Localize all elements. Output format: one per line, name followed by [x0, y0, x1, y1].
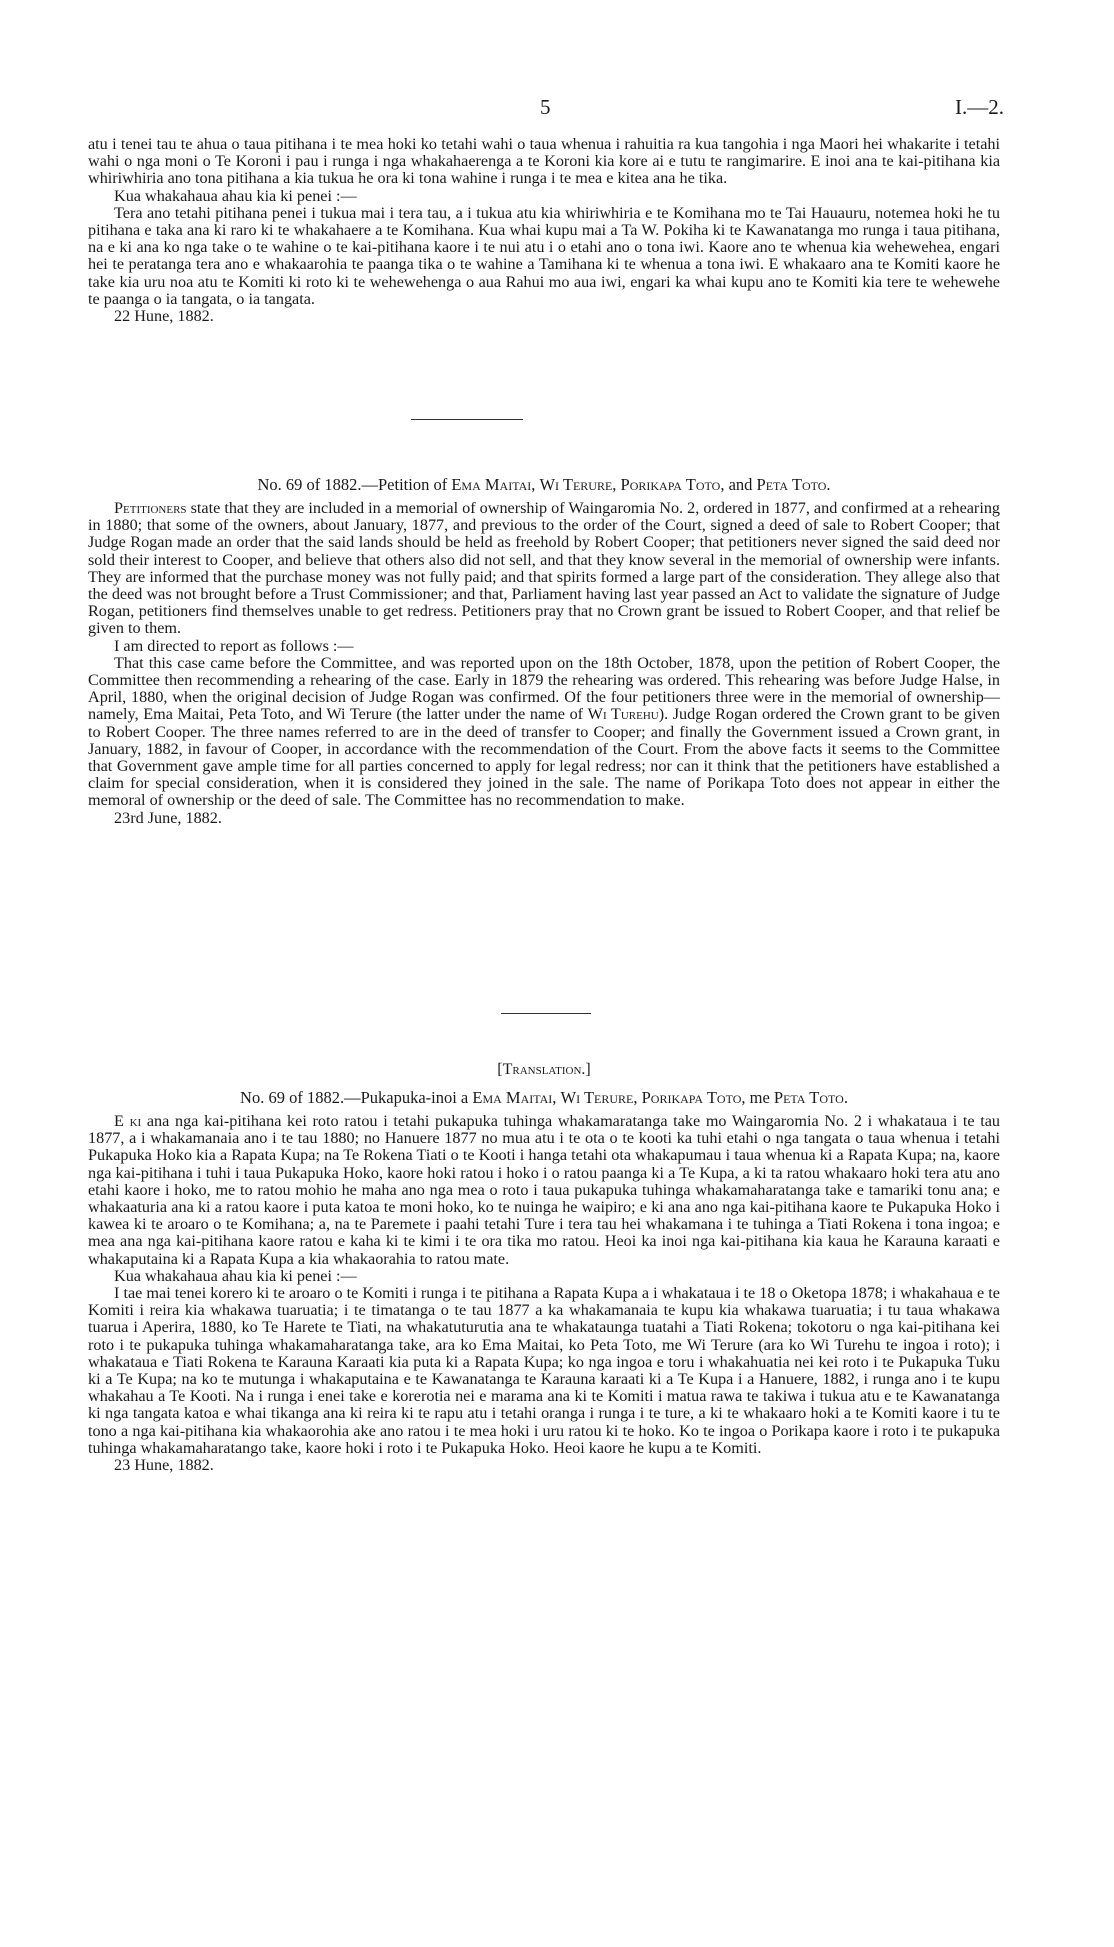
page-header: [88, 95, 1004, 125]
translation-body: [88, 1113, 1000, 1474]
petition-body: [88, 500, 1000, 827]
committee-report: I tae mai tenei korero ki te aroaro o te Komiti i runga i te pitihana a Rapata Kupa a i whakataua i te 18 o Oketopa 1878; i whakahaua e te Komiti i reira kia whakawa tuaruatia; i te timatanga o te tau 1877 a ka whakamanaia te kupu kia whakawa tuaruatia; i tu taua whakawa tuarua i Aperira, 1880, ko Te Harete te Tiati, na whakatuturutia ana te whakataunga tuatahi a Tiati Rokena; tokotoru o nga kai-pitihana kei roto i te pukapuka tuhinga whakamaharatanga take, ara ko Ema Maitai, ko Peta Toto, me Wi Terure (ara ko Wi Turehu te ingoa i roto); i whakataua e Tiati Rokena te Karauna Karaati kia puta ki a Rapata Kupa; ko nga ingoa e toru i whakahuatia nei kei roto i te Pukapuka Tuku ki a Te Kupa; na ko te mutunga i whakaputaina e te Kawanatanga te Karauna karaati ki a Te Kupa i a Hanuere, 1882, i runga ano i te kupu whakahau a Te Kooti. Na i runga i enei take e korerotia nei e marama ana ki te Komiti i matua rawa te takiwa i tukua atu e te Kawanatanga ki nga tangata katoa e whai tikanga ana ki reira ki te rapu atu i tetahi oranga i runga i te ture, a ki te whakaaro hoki a te Komiti kaore i tu te tono a nga kai-pitihana kia whakaorohia ake ano ratou i te mea hoki i uru ratou ki te hoko. Ko te ingoa o Porikapa kaore i roto i te pukapuka tuhinga whakamaharatango take, kaore hoki i roto i te Pukapuka Hoko. Heoi kaore he kupu a te Komiti.: [88, 1284, 1000, 1457]
petition-heading: No. 69 of 1882.—Petition of Ema Maitai, Wi Terure, Porikapa Toto, and Peta Toto.: [257, 475, 831, 494]
directive-line: Kua whakahaua ahau kia ki penei :—: [114, 186, 357, 205]
petitioner-name: Wi Terure: [539, 475, 613, 494]
petitioner-name: Wi Terure: [560, 1088, 634, 1107]
date-line: 22 Hune, 1882.: [114, 307, 214, 326]
petitioner-name: Ema Maitai: [472, 1088, 553, 1107]
petition-statement: E ki ana nga kai-pitihana kei roto ratou i tetahi pukapuka tuhinga whakamaratanga take mo Waingaromia No. 2 i whakataua i te tau 1877, a i whakamanaia ano i te tau 1880; no Hanuere 1877 no mua atu i te ota o te kooti ka tuhi etahi o nga tangata o taua whenua i tetahi Pukapuka Hoko kia a Rapata Kupa; na Te Rokena Tiati o te Kooti i hanga tetahi ota whakapumau i taua whenua ki a Rapata Kupa; na, kaore nga kai-pitihana i tuhi i taua Pukapuka Hoko, kaore hoki ratou i hoko i o ratou paanga ki a Te Kupa, a ki ta ratou whakaaro hoki tera atu ano etahi kaore i hoko, me to ratou mohio he maha ano nga mea o roto i taua pukapuka tuhinga whakamaharatanga take e tamariki tonu ana; e whakaaturia ana ki a ratou kaore i puta katoa te moni hoko, ko te nuinga he waipiro; e ki ana ano nga kai-pitihana kaore te Pukapuka Hoko i kawea ki te aroaro o te Komihana; a, na te Paremete i paahi tetahi Ture i tera tau hei whakamana i te tuhinga a Tiati Rokena i tona ingoa; e mea ana nga kai-pitihana kaore ratou e kaha ki te kimi i te ora tika mo ratou. Heoi ka inoi nga kai-pitihana kia kaua he Karauna karaati e whakaputaina ki a Rapata Kupa a kia whakaorahia to ratou mate.: [88, 1112, 1001, 1268]
petitioner-name: Ema Maitai: [451, 475, 532, 494]
committee-report: That this case came before the Committee, and was reported upon on the 18th October, 1878, upon the petition of Robert Cooper, the Committee then recommending a rehearing of the case. Early in 1879 the rehearing was ordered. This rehearing was before Judge Halse, in April, 1880, when the original decision of Judge Rogan was confirmed. Of the four petitioners three were in the memorial of ownership—namely, Ema Maitai, Peta Toto, and Wi Terure (the latter under the name of Wi Turehu). Judge Rogan ordered the Crown grant to be given to Robert Cooper. The three names referred to are in the deed of transfer to Cooper; and finally the Government issued a Crown grant, in January, 1882, in favour of Cooper, in accordance with the recommendation of the Court. From the above facts it seems to the Committee that Government gave ample time for all parties concerned to apply for legal redress; nor can it think that the petitioners have established a claim for special consideration, when it is considered they joined in the sale. The name of Porikapa Toto does not appear in either the memoral of ownership or the deed of sale. The Committee has no recommendation to make.: [88, 653, 1000, 810]
section-divider: [501, 1013, 591, 1014]
directive-line: I am directed to report as follows :—: [114, 636, 354, 655]
paragraph: atu i tenei tau te ahua o taua pitihana i te mea hoki ko tetahi wahi o taua whenua i rahuitia ra kua tangohia i nga Maori hei whakarite i tetahi wahi o nga moni o Te Koroni i pau i runga i nga whakahaerenga a te Koroni kia kore ai e tutu te rangimarire. E inoi ana te kai-pitihana kia whiriwhiria ano tona pitihana a kia tukua he ora ki tona wahine i runga i te mea e kitea ana he tika.: [88, 135, 1000, 188]
translation-heading: No. 69 of 1882.—Pukapuka-inoi a Ema Maitai, Wi Terure, Porikapa Toto, me Peta Toto.: [240, 1088, 848, 1107]
petition-statement: Petitioners state that they are included in a memorial of ownership of Waingaromia No. 2, ordered in 1877, and confirmed at a rehearing in 1880; that some of the owners, about January, 1877, and previous to the order of the Court, signed a deed of sale to Robert Cooper; that Judge Rogan made an order that the said lands should be held as freehold by Robert Cooper; that petitioners never signed the said deed nor sold their interest to Cooper, and believe that others also did not sell, and that they know several in the memorial of ownership were infants. They are informed that the purchase money was not fully paid; and that spirits formed a large part of the consideration. They allege also that the deed was not brought before a Trust Commissioner; and that, Parliament having last year passed an Act to validate the signature of Judge Rogan, petitioners find themselves unable to get redress. Petitioners pray that no Crown grant be issued to Robert Cooper, and that relief be given to them.: [88, 499, 1001, 638]
directive-line: Kua whakahaua ahau kia ki penei :—: [114, 1266, 357, 1285]
section-divider: [411, 419, 523, 420]
section-1: [88, 136, 1000, 325]
petitioner-name: Peta Toto: [756, 475, 827, 494]
date-line: 23rd June, 1882.: [114, 808, 222, 827]
paragraph: Tera ano tetahi pitihana penei i tukua mai i tera tau, a i tukua atu kia whiriwhiria e te Komihana mo te Tai Hauauru, notemea hoki he tu pitihana e taka ana ki raro ki te whakahaere a te Komihana. Kua whai kupu mai a Ta W. Pokiha ki te Kawanatanga mo runga i taua pitihana, na e ki ana ko nga take o te wahine o te kai-pitihana kaore i te nui atu i o etahi ano o tona iwi. Kaore ano te whenua kia wehewehea, engari hei te peratanga tera ano e whakaarohia te paanga tika o te wahine a Tamihana ki te whenua a tona iwi. E whakaaro ana te Komiti kaore he take kia uru noa atu te Komiti ki roto ki te wehewehenga o aua Rahui mo aua iwi, engari ka whai kupu ano te Komiti kia tere te wehewehe te paanga o ia tangata, o ia tangata.: [88, 203, 1000, 308]
date-line: 23 Hune, 1882.: [114, 1456, 214, 1475]
translation-label: [Translation.]: [497, 1061, 591, 1078]
page-number: 5: [540, 95, 551, 119]
petitioner-name: Porikapa Toto: [641, 1088, 742, 1107]
petitioner-name: Porikapa Toto: [620, 475, 721, 494]
paper-reference: I.—2.: [955, 95, 1004, 119]
petitioner-name: Peta Toto: [773, 1088, 844, 1107]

■ Task brief: Reproduce everything from the line containing "page-header: [88, 95, 1004, 125]" down to the line containing "petition-body: [88, 500, 1000, 827]", swapping "translation-body" for "translation-block" and leaving the rest unchanged.

■ Answer to this problem:
page-header: [88, 95, 1004, 125]
translation-block: [88, 1113, 1000, 1474]
petition-body: [88, 500, 1000, 827]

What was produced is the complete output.